**Set exercise:** Your task is to print the material below exactly as presented.
[START OF Provided records]
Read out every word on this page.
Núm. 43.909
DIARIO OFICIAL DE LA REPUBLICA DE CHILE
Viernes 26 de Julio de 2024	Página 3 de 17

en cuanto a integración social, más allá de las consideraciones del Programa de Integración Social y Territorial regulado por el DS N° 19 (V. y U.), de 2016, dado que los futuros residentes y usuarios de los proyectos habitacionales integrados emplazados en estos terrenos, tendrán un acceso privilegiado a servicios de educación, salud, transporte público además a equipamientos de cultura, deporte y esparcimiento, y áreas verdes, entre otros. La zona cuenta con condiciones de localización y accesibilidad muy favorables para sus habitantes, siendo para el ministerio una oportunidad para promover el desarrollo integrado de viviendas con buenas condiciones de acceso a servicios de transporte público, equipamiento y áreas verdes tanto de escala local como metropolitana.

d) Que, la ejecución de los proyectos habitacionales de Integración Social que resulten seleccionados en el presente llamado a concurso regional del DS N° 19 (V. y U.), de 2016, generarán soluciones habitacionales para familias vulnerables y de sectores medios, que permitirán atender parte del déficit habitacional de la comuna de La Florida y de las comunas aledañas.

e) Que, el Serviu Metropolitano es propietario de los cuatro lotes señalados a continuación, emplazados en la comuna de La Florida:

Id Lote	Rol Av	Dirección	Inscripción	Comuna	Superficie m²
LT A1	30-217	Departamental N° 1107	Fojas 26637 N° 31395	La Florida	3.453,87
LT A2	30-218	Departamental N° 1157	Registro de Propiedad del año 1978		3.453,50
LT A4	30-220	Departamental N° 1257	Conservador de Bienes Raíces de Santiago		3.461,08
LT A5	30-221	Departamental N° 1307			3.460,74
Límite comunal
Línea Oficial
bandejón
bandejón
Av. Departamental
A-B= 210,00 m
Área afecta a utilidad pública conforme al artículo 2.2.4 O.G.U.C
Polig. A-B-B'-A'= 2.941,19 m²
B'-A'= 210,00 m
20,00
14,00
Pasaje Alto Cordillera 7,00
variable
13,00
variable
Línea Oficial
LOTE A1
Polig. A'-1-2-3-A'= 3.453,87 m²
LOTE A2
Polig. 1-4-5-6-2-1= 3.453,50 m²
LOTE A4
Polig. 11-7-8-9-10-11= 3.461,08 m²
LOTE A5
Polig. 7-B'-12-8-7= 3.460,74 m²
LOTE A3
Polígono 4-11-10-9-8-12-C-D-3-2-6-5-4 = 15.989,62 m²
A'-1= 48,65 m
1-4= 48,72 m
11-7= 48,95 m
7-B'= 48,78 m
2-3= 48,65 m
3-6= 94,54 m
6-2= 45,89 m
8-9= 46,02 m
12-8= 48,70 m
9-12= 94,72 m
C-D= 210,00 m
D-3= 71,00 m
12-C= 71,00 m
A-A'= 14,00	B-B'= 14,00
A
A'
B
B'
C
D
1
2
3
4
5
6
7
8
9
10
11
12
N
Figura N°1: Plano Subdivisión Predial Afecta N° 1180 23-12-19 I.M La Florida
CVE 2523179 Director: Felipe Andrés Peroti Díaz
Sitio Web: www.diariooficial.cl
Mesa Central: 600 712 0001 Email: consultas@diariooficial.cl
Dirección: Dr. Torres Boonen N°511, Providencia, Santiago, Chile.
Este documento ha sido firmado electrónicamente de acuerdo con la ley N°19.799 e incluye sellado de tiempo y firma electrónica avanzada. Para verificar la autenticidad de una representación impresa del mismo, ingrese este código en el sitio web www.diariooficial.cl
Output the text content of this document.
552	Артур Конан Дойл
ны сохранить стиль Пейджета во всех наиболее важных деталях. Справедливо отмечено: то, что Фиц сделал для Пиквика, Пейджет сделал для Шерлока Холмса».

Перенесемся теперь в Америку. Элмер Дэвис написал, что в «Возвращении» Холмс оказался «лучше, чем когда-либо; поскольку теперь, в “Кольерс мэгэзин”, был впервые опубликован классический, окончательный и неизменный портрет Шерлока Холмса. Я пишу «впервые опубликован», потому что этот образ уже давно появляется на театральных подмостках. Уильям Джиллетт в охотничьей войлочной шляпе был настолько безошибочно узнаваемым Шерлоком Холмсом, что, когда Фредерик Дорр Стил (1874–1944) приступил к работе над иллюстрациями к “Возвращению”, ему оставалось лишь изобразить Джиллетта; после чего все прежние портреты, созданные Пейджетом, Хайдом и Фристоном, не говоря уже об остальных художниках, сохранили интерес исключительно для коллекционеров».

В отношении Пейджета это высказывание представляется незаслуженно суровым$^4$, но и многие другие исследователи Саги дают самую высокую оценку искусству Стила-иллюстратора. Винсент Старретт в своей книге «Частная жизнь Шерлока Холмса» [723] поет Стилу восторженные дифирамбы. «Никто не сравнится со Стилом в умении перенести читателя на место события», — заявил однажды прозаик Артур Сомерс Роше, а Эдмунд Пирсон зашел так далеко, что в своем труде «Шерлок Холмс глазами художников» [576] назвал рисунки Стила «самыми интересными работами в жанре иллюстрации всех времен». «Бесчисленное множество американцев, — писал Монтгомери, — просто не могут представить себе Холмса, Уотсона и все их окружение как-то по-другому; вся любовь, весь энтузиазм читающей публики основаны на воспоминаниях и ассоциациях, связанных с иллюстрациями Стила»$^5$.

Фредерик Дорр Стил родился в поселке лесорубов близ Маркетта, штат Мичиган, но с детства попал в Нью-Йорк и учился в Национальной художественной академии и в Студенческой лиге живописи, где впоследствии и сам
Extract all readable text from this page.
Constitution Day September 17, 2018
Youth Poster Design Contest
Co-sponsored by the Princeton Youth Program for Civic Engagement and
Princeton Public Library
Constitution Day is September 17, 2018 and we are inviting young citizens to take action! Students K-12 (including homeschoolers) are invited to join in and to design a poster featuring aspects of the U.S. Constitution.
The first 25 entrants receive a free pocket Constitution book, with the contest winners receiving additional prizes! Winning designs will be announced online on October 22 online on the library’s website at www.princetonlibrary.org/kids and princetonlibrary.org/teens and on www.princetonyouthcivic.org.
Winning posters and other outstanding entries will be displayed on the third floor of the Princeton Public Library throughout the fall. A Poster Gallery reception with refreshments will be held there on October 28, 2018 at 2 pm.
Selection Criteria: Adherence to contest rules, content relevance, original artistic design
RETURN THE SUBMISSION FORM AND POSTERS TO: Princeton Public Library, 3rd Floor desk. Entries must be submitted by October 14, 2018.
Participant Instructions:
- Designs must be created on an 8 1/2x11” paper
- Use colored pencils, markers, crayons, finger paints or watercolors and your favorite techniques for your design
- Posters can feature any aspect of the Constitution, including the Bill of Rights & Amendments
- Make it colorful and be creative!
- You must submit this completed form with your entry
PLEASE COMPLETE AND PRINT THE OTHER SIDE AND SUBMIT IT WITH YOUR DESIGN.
[END OF Provided records]
**Result of the exercise:**
Read out every word on this page.
Núm. 43.909
DIARIO OFICIAL DE LA REPUBLICA DE CHILE
Viernes 26 de Julio de 2024	Página 3 de 17

en cuanto a integración social, más allá de las consideraciones del Programa de Integración Social y Territorial regulado por el DS N° 19 (V. y U.), de 2016, dado que los futuros residentes y usuarios de los proyectos habitacionales integrados emplazados en estos terrenos, tendrán un acceso privilegiado a servicios de educación, salud, transporte público además a equipamientos de cultura, deporte y esparcimiento, y áreas verdes, entre otros. La zona cuenta con condiciones de localización y accesibilidad muy favorables para sus habitantes, siendo para el ministerio una oportunidad para promover el desarrollo integrado de viviendas con buenas condiciones de acceso a servicios de transporte público, equipamiento y áreas verdes tanto de escala local como metropolitana.

d) Que, la ejecución de los proyectos habitacionales de Integración Social que resulten seleccionados en el presente llamado a concurso regional del DS N° 19 (V. y U.), de 2016, generarán soluciones habitacionales para familias vulnerables y de sectores medios, que permitirán atender parte del déficit habitacional de la comuna de La Florida y de las comunas aledañas.

e) Que, el Serviu Metropolitano es propietario de los cuatro lotes señalados a continuación, emplazados en la comuna de La Florida:

Id Lote	Rol Av	Dirección	Inscripción	Comuna	Superficie m²
LT A1	30-217	Departamental N° 1107	Fojas 26637 N° 31395	La Florida	3.453,87
LT A2	30-218	Departamental N° 1157	Registro de Propiedad del año 1978		3.453,50
LT A4	30-220	Departamental N° 1257	Conservador de Bienes Raíces de Santiago		3.461,08
LT A5	30-221	Departamental N° 1307			3.460,74
Límite comunal
Línea Oficial
bandejón
bandejón
Av. Departamental
A-B= 210,00 m
Área afecta a utilidad pública conforme al artículo 2.2.4 O.G.U.C
Polig. A-B-B'-A'= 2.941,19 m²
B'-A'= 210,00 m
20,00
14,00
Pasaje Alto Cordillera 7,00
variable
13,00
variable
Línea Oficial
LOTE A1
Polig. A'-1-2-3-A'= 3.453,87 m²
LOTE A2
Polig. 1-4-5-6-2-1= 3.453,50 m²
LOTE A4
Polig. 11-7-8-9-10-11= 3.461,08 m²
LOTE A5
Polig. 7-B'-12-8-7= 3.460,74 m²
LOTE A3
Polígono 4-11-10-9-8-12-C-D-3-2-6-5-4 = 15.989,62 m²
A'-1= 48,65 m
1-4= 48,72 m
11-7= 48,95 m
7-B'= 48,78 m
2-3= 48,65 m
3-6= 94,54 m
6-2= 45,89 m
8-9= 46,02 m
12-8= 48,70 m
9-12= 94,72 m
C-D= 210,00 m
D-3= 71,00 m
12-C= 71,00 m
A-A'= 14,00	B-B'= 14,00
A
A'
B
B'
C
D
1
2
3
4
5
6
7
8
9
10
11
12
N
Figura N°1: Plano Subdivisión Predial Afecta N° 1180 23-12-19 I.M La Florida
CVE 2523179 Director: Felipe Andrés Peroti Díaz
Sitio Web: www.diariooficial.cl
Mesa Central: 600 712 0001 Email: consultas@diariooficial.cl
Dirección: Dr. Torres Boonen N°511, Providencia, Santiago, Chile.
Este documento ha sido firmado electrónicamente de acuerdo con la ley N°19.799 e incluye sellado de tiempo y firma electrónica avanzada. Para verificar la autenticidad de una representación impresa del mismo, ingrese este código en el sitio web www.diariooficial.cl
Output the text content of this document.
552	Артур Конан Дойл
ны сохранить стиль Пейджета во всех наиболее важных деталях. Справедливо отмечено: то, что Фиц сделал для Пиквика, Пейджет сделал для Шерлока Холмса».

Перенесемся теперь в Америку. Элмер Дэвис написал, что в «Возвращении» Холмс оказался «лучше, чем когда-либо; поскольку теперь, в “Кольерс мэгэзин”, был впервые опубликован классический, окончательный и неизменный портрет Шерлока Холмса. Я пишу «впервые опубликован», потому что этот образ уже давно появляется на театральных подмостках. Уильям Джиллетт в охотничьей войлочной шляпе был настолько безошибочно узнаваемым Шерлоком Холмсом, что, когда Фредерик Дорр Стил (1874–1944) приступил к работе над иллюстрациями к “Возвращению”, ему оставалось лишь изобразить Джиллетта; после чего все прежние портреты, созданные Пейджетом, Хайдом и Фристоном, не говоря уже об остальных художниках, сохранили интерес исключительно для коллекционеров».

В отношении Пейджета это высказывание представляется незаслуженно суровым$^4$, но и многие другие исследователи Саги дают самую высокую оценку искусству Стила-иллюстратора. Винсент Старретт в своей книге «Частная жизнь Шерлока Холмса» [723] поет Стилу восторженные дифирамбы. «Никто не сравнится со Стилом в умении перенести читателя на место события», — заявил однажды прозаик Артур Сомерс Роше, а Эдмунд Пирсон зашел так далеко, что в своем труде «Шерлок Холмс глазами художников» [576] назвал рисунки Стила «самыми интересными работами в жанре иллюстрации всех времен». «Бесчисленное множество американцев, — писал Монтгомери, — просто не могут представить себе Холмса, Уотсона и все их окружение как-то по-другому; вся любовь, весь энтузиазм читающей публики основаны на воспоминаниях и ассоциациях, связанных с иллюстрациями Стила»$^5$.

Фредерик Дорр Стил родился в поселке лесорубов близ Маркетта, штат Мичиган, но с детства попал в Нью-Йорк и учился в Национальной художественной академии и в Студенческой лиге живописи, где впоследствии и сам
Extract all readable text from this page.
Constitution Day September 17, 2018
Youth Poster Design Contest
Co-sponsored by the Princeton Youth Program for Civic Engagement and
Princeton Public Library
Constitution Day is September 17, 2018 and we are inviting young citizens to take action! Students K-12 (including homeschoolers) are invited to join in and to design a poster featuring aspects of the U.S. Constitution.
The first 25 entrants receive a free pocket Constitution book, with the contest winners receiving additional prizes! Winning designs will be announced online on October 22 online on the library’s website at www.princetonlibrary.org/kids and princetonlibrary.org/teens and on www.princetonyouthcivic.org.
Winning posters and other outstanding entries will be displayed on the third floor of the Princeton Public Library throughout the fall. A Poster Gallery reception with refreshments will be held there on October 28, 2018 at 2 pm.
Selection Criteria: Adherence to contest rules, content relevance, original artistic design
RETURN THE SUBMISSION FORM AND POSTERS TO: Princeton Public Library, 3rd Floor desk. Entries must be submitted by October 14, 2018.
Participant Instructions:
- Designs must be created on an 8 1/2x11” paper
- Use colored pencils, markers, crayons, finger paints or watercolors and your favorite techniques for your design
- Posters can feature any aspect of the Constitution, including the Bill of Rights & Amendments
- Make it colorful and be creative!
- You must submit this completed form with your entry
PLEASE COMPLETE AND PRINT THE OTHER SIDE AND SUBMIT IT WITH YOUR DESIGN.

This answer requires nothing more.